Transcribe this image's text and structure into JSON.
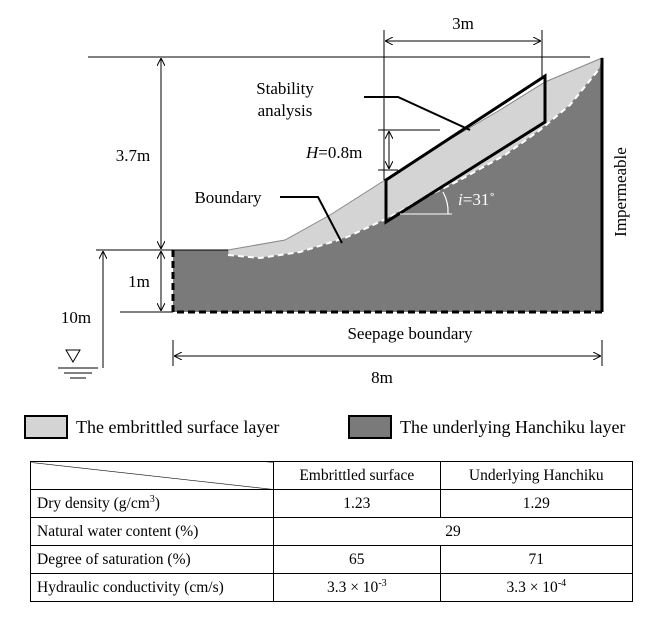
{
  "diagram": {
    "dim_top_width": "3m",
    "stability_line1": "Stability",
    "stability_line2": "analysis",
    "h_italic": "H",
    "h_value": "=0.8m",
    "slope_height": "3.7m",
    "boundary": "Boundary",
    "angle_italic": "i",
    "angle_value": "=31˚",
    "impermeable": "Impermeable",
    "toe_height": "1m",
    "water_depth": "10m",
    "seepage": "Seepage boundary",
    "base_width": "8m"
  },
  "legend": {
    "surface_label": "The embrittled surface layer",
    "underlying_label": "The underlying Hanchiku layer"
  },
  "table": {
    "col1": "Embrittled surface",
    "col2": "Underlying Hanchiku",
    "rows": [
      {
        "name": "Dry density (g/cm",
        "name_sup": "3",
        "name_tail": ")",
        "v1": "1.23",
        "v2": "1.29"
      },
      {
        "name": "Natural water content (%)",
        "v": "29"
      },
      {
        "name": "Degree of saturation (%)",
        "v1": "65",
        "v2": "71"
      },
      {
        "name": "Hydraulic conductivity (cm/s)",
        "v1_base": "3.3 × 10",
        "v1_exp": "-3",
        "v2_base": "3.3 × 10",
        "v2_exp": "-4"
      }
    ]
  },
  "colors": {
    "surface": "#d4d4d4",
    "underlying": "#7a7a7a"
  }
}
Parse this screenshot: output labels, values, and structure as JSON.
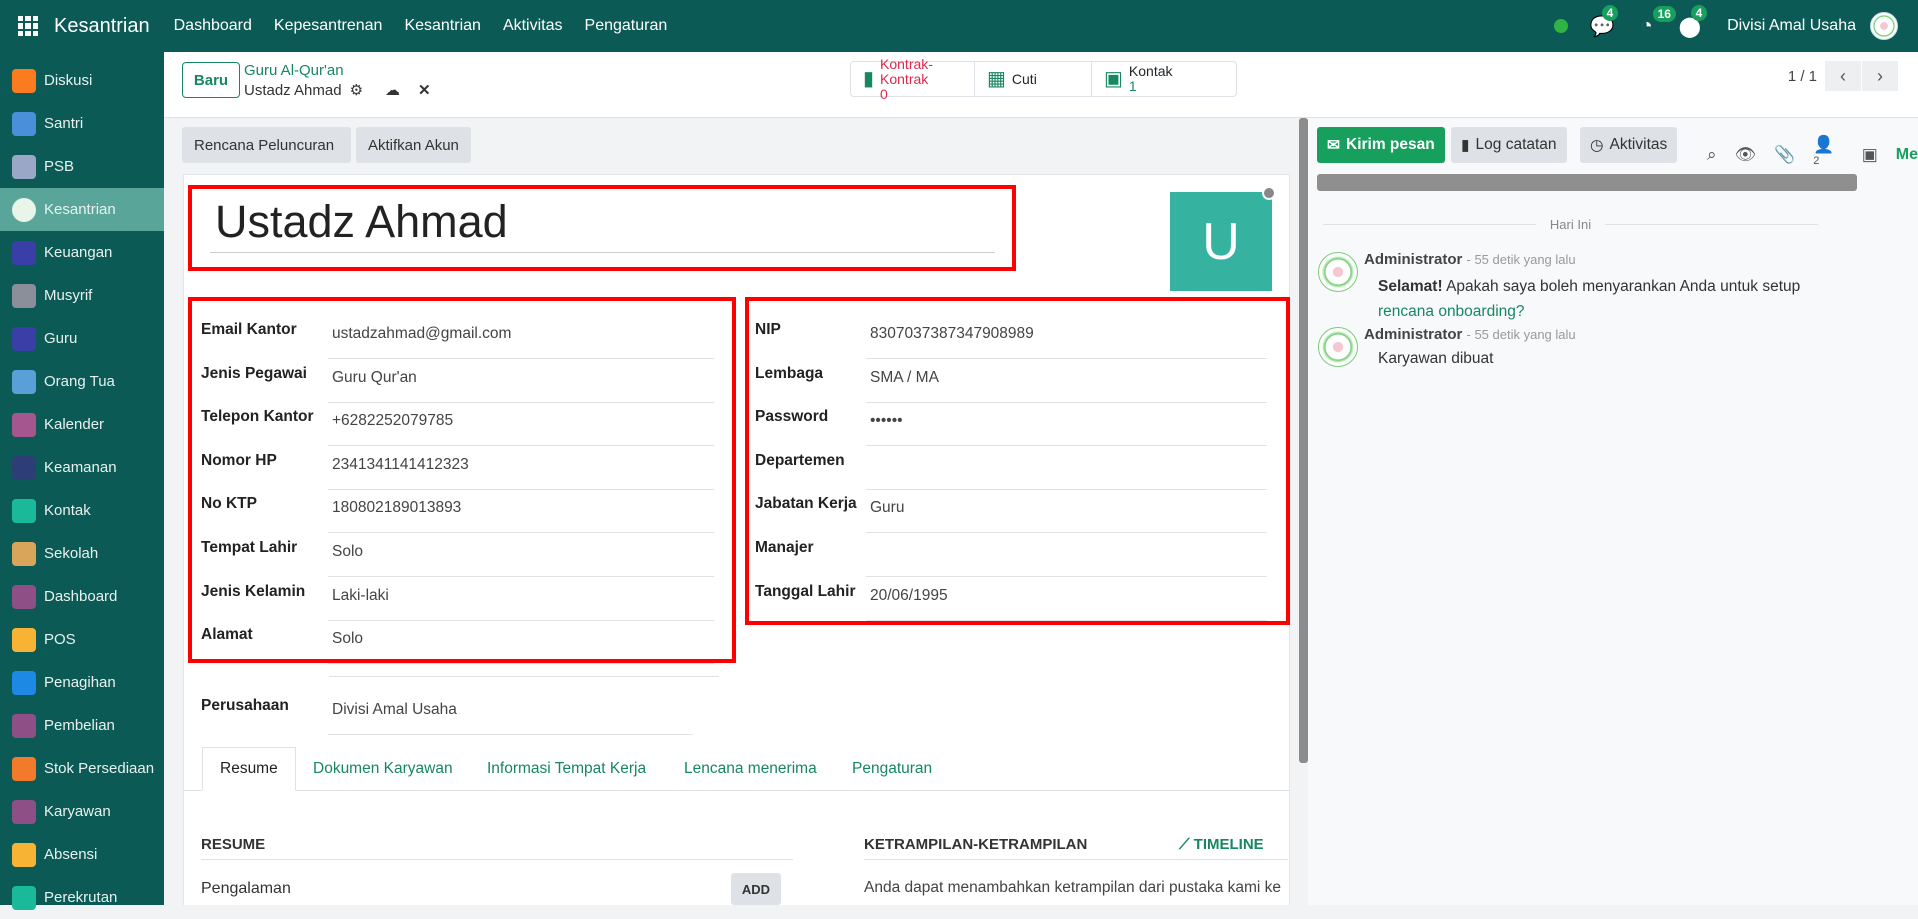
{
  "topbar": {
    "brand": "Kesantrian",
    "menus": [
      "Dashboard",
      "Kepesantrenan",
      "Kesantrian",
      "Aktivitas",
      "Pengaturan"
    ],
    "messages_count": "4",
    "activities_count": "16",
    "third_count": "4",
    "user": "Divisi Amal Usaha"
  },
  "sidebar": {
    "items": [
      {
        "label": "Diskusi",
        "color": "#fb7b1e"
      },
      {
        "label": "Santri",
        "color": "#4a90d9"
      },
      {
        "label": "PSB",
        "color": "#9aa7c6"
      },
      {
        "label": "Kesantrian",
        "color": "#e9f5e9"
      },
      {
        "label": "Keuangan",
        "color": "#3a3fa8"
      },
      {
        "label": "Musyrif",
        "color": "#8b8f99"
      },
      {
        "label": "Guru",
        "color": "#3a3fa8"
      },
      {
        "label": "Orang Tua",
        "color": "#5aa0d8"
      },
      {
        "label": "Kalender",
        "color": "#a5568f"
      },
      {
        "label": "Keamanan",
        "color": "#2c3e75"
      },
      {
        "label": "Kontak",
        "color": "#1ab99a"
      },
      {
        "label": "Sekolah",
        "color": "#d9a55b"
      },
      {
        "label": "Dashboard",
        "color": "#8e4f86"
      },
      {
        "label": "POS",
        "color": "#f7b334"
      },
      {
        "label": "Penagihan",
        "color": "#1e88e5"
      },
      {
        "label": "Pembelian",
        "color": "#8e4f86"
      },
      {
        "label": "Stok Persediaan",
        "color": "#f3792b"
      },
      {
        "label": "Karyawan",
        "color": "#8e4f86"
      },
      {
        "label": "Absensi",
        "color": "#f7b334"
      },
      {
        "label": "Perekrutan",
        "color": "#1ab99a"
      }
    ],
    "active": "Kesantrian"
  },
  "control": {
    "new_label": "Baru",
    "breadcrumb_parent": "Guru Al-Qur'an",
    "breadcrumb_current": "Ustadz Ahmad",
    "pager": "1 / 1",
    "smart_buttons": [
      {
        "label": "Kontrak-Kontrak",
        "value": "0"
      },
      {
        "label": "Cuti"
      },
      {
        "label": "Kontak",
        "value": "1"
      }
    ]
  },
  "actions": [
    "Rencana Peluncuran",
    "Aktifkan Akun"
  ],
  "employee": {
    "name": "Ustadz Ahmad",
    "avatar_letter": "U",
    "avatar_color": "#35b3a0"
  },
  "left_fields": [
    {
      "label": "Email Kantor",
      "value": "ustadzahmad@gmail.com"
    },
    {
      "label": "Jenis Pegawai",
      "value": "Guru Qur'an"
    },
    {
      "label": "Telepon Kantor",
      "value": "+6282252079785"
    },
    {
      "label": "Nomor HP",
      "value": "2341341141412323"
    },
    {
      "label": "No KTP",
      "value": "180802189013893"
    },
    {
      "label": "Tempat Lahir",
      "value": "Solo"
    },
    {
      "label": "Jenis Kelamin",
      "value": "Laki-laki"
    },
    {
      "label": "Alamat",
      "value": "Solo"
    }
  ],
  "company_field": {
    "label": "Perusahaan",
    "value": "Divisi Amal Usaha"
  },
  "right_fields": [
    {
      "label": "NIP",
      "value": "8307037387347908989"
    },
    {
      "label": "Lembaga",
      "value": "SMA / MA"
    },
    {
      "label": "Password",
      "value": "••••••"
    },
    {
      "label": "Departemen",
      "value": ""
    },
    {
      "label": "Jabatan Kerja",
      "value": "Guru"
    },
    {
      "label": "Manajer",
      "value": ""
    },
    {
      "label": "Tanggal Lahir",
      "value": "20/06/1995"
    }
  ],
  "tabs": [
    "Resume",
    "Dokumen Karyawan",
    "Informasi Tempat Kerja",
    "Lencana menerima",
    "Pengaturan"
  ],
  "resume": {
    "title": "RESUME",
    "experience": "Pengalaman",
    "add": "ADD",
    "skills_title": "KETRAMPILAN-KETRAMPILAN",
    "timeline": "TIMELINE",
    "skills_text": "Anda dapat menambahkan ketrampilan dari pustaka kami ke"
  },
  "chatter": {
    "send": "Kirim pesan",
    "log": "Log catatan",
    "activities": "Aktivitas",
    "followers": "2",
    "more": "Me",
    "date_sep": "Hari Ini",
    "messages": [
      {
        "author": "Administrator",
        "time": "- 55 detik yang lalu",
        "bold": "Selamat!",
        "text": " Apakah saya boleh menyarankan Anda untuk setup ",
        "link": "rencana onboarding?"
      },
      {
        "author": "Administrator",
        "time": "- 55 detik yang lalu",
        "text": "Karyawan dibuat"
      }
    ]
  },
  "colors": {
    "topbar": "#0b5a55",
    "primary": "#17875f",
    "alert": "#ff0000"
  }
}
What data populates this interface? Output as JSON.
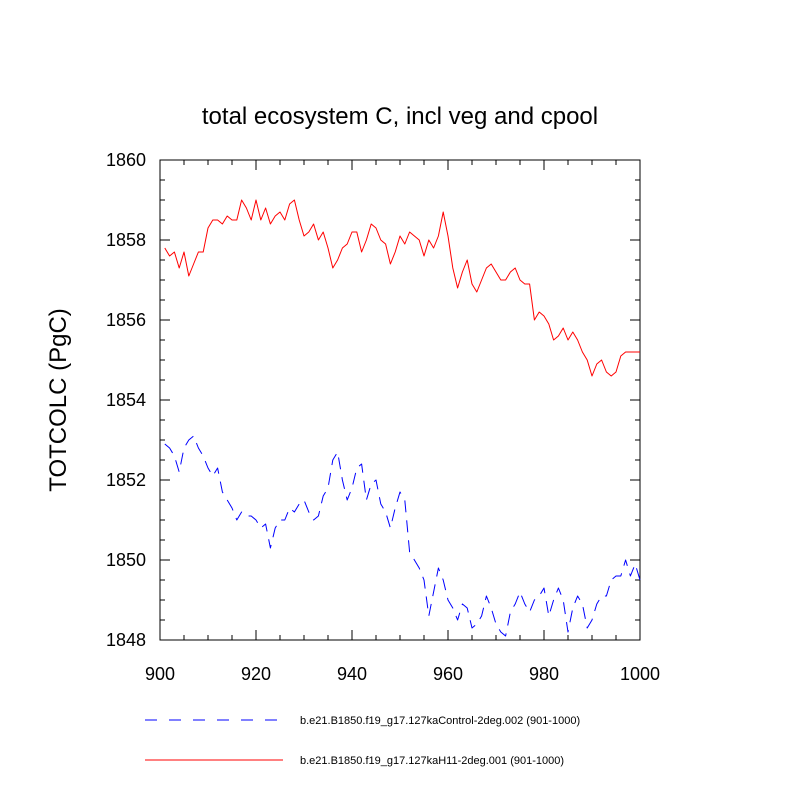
{
  "chart_data": {
    "type": "line",
    "title": "total ecosystem C, incl veg and cpool",
    "xlabel": "",
    "ylabel": "TOTCOLC  (PgC)",
    "xlim": [
      900,
      1000
    ],
    "ylim": [
      1848,
      1860
    ],
    "xticks": [
      900,
      920,
      940,
      960,
      980,
      1000
    ],
    "yticks": [
      1848,
      1850,
      1852,
      1854,
      1856,
      1858,
      1860
    ],
    "grid": false,
    "legend_position": "bottom",
    "series": [
      {
        "name": "b.e21.B1850.f19_g17.127kaControl-2deg.002 (901-1000)",
        "color": "#0000ff",
        "style": "dashed",
        "x": [
          901,
          902,
          903,
          904,
          905,
          906,
          907,
          908,
          909,
          910,
          911,
          912,
          913,
          914,
          915,
          916,
          917,
          918,
          919,
          920,
          921,
          922,
          923,
          924,
          925,
          926,
          927,
          928,
          929,
          930,
          931,
          932,
          933,
          934,
          935,
          936,
          937,
          938,
          939,
          940,
          941,
          942,
          943,
          944,
          945,
          946,
          947,
          948,
          949,
          950,
          951,
          952,
          953,
          954,
          955,
          956,
          957,
          958,
          959,
          960,
          961,
          962,
          963,
          964,
          965,
          966,
          967,
          968,
          969,
          970,
          971,
          972,
          973,
          974,
          975,
          976,
          977,
          978,
          979,
          980,
          981,
          982,
          983,
          984,
          985,
          986,
          987,
          988,
          989,
          990,
          991,
          992,
          993,
          994,
          995,
          996,
          997,
          998,
          999,
          1000
        ],
        "y": [
          1852.9,
          1852.8,
          1852.6,
          1852.2,
          1852.8,
          1853.0,
          1853.1,
          1852.8,
          1852.6,
          1852.3,
          1852.1,
          1852.3,
          1851.7,
          1851.5,
          1851.3,
          1851.0,
          1851.2,
          1851.1,
          1851.1,
          1851.0,
          1850.8,
          1850.9,
          1850.3,
          1850.8,
          1851.0,
          1851.0,
          1851.3,
          1851.2,
          1851.4,
          1851.5,
          1851.2,
          1851.0,
          1851.1,
          1851.6,
          1851.8,
          1852.5,
          1852.7,
          1852.0,
          1851.5,
          1851.8,
          1852.3,
          1852.4,
          1851.5,
          1851.9,
          1852.0,
          1851.4,
          1851.2,
          1850.8,
          1851.3,
          1851.7,
          1851.5,
          1850.2,
          1850.0,
          1849.8,
          1849.5,
          1848.6,
          1849.2,
          1849.8,
          1849.5,
          1849.0,
          1848.8,
          1848.5,
          1848.9,
          1848.8,
          1848.3,
          1848.4,
          1848.6,
          1849.1,
          1848.8,
          1848.4,
          1848.2,
          1848.1,
          1848.7,
          1848.9,
          1849.2,
          1848.9,
          1848.7,
          1849.0,
          1849.1,
          1849.3,
          1848.6,
          1849.0,
          1849.3,
          1849.0,
          1848.2,
          1848.8,
          1849.1,
          1848.9,
          1848.3,
          1848.5,
          1848.9,
          1849.1,
          1849.1,
          1849.5,
          1849.6,
          1849.6,
          1850.0,
          1849.6,
          1849.9,
          1849.5
        ]
      },
      {
        "name": "b.e21.B1850.f19_g17.127kaH11-2deg.001 (901-1000)",
        "color": "#ff0000",
        "style": "solid",
        "x": [
          901,
          902,
          903,
          904,
          905,
          906,
          907,
          908,
          909,
          910,
          911,
          912,
          913,
          914,
          915,
          916,
          917,
          918,
          919,
          920,
          921,
          922,
          923,
          924,
          925,
          926,
          927,
          928,
          929,
          930,
          931,
          932,
          933,
          934,
          935,
          936,
          937,
          938,
          939,
          940,
          941,
          942,
          943,
          944,
          945,
          946,
          947,
          948,
          949,
          950,
          951,
          952,
          953,
          954,
          955,
          956,
          957,
          958,
          959,
          960,
          961,
          962,
          963,
          964,
          965,
          966,
          967,
          968,
          969,
          970,
          971,
          972,
          973,
          974,
          975,
          976,
          977,
          978,
          979,
          980,
          981,
          982,
          983,
          984,
          985,
          986,
          987,
          988,
          989,
          990,
          991,
          992,
          993,
          994,
          995,
          996,
          997,
          998,
          999,
          1000
        ],
        "y": [
          1857.8,
          1857.6,
          1857.7,
          1857.3,
          1857.7,
          1857.1,
          1857.4,
          1857.7,
          1857.7,
          1858.3,
          1858.5,
          1858.5,
          1858.4,
          1858.6,
          1858.5,
          1858.5,
          1859.0,
          1858.8,
          1858.5,
          1859.0,
          1858.5,
          1858.8,
          1858.4,
          1858.6,
          1858.7,
          1858.5,
          1858.9,
          1859.0,
          1858.5,
          1858.1,
          1858.2,
          1858.4,
          1858.0,
          1858.2,
          1857.8,
          1857.3,
          1857.5,
          1857.8,
          1857.9,
          1858.2,
          1858.2,
          1857.7,
          1858.0,
          1858.4,
          1858.3,
          1858.0,
          1857.9,
          1857.4,
          1857.7,
          1858.1,
          1857.9,
          1858.2,
          1858.1,
          1858.0,
          1857.6,
          1858.0,
          1857.8,
          1858.1,
          1858.7,
          1858.1,
          1857.3,
          1856.8,
          1857.2,
          1857.5,
          1856.9,
          1856.7,
          1857.0,
          1857.3,
          1857.4,
          1857.2,
          1857.0,
          1857.0,
          1857.2,
          1857.3,
          1857.0,
          1856.9,
          1856.9,
          1856.0,
          1856.2,
          1856.1,
          1855.9,
          1855.5,
          1855.6,
          1855.8,
          1855.5,
          1855.7,
          1855.5,
          1855.2,
          1855.0,
          1854.6,
          1854.9,
          1855.0,
          1854.7,
          1854.6,
          1854.7,
          1855.1,
          1855.2,
          1855.2,
          1855.2,
          1855.2
        ]
      }
    ]
  }
}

Work to be completed >> Locate the lines above that hold the word "structure". Show every one of them.

Finished task >>
Transcribe this image's text and structure into JSON.
Parse this screenshot: output labels, values, and structure as JSON.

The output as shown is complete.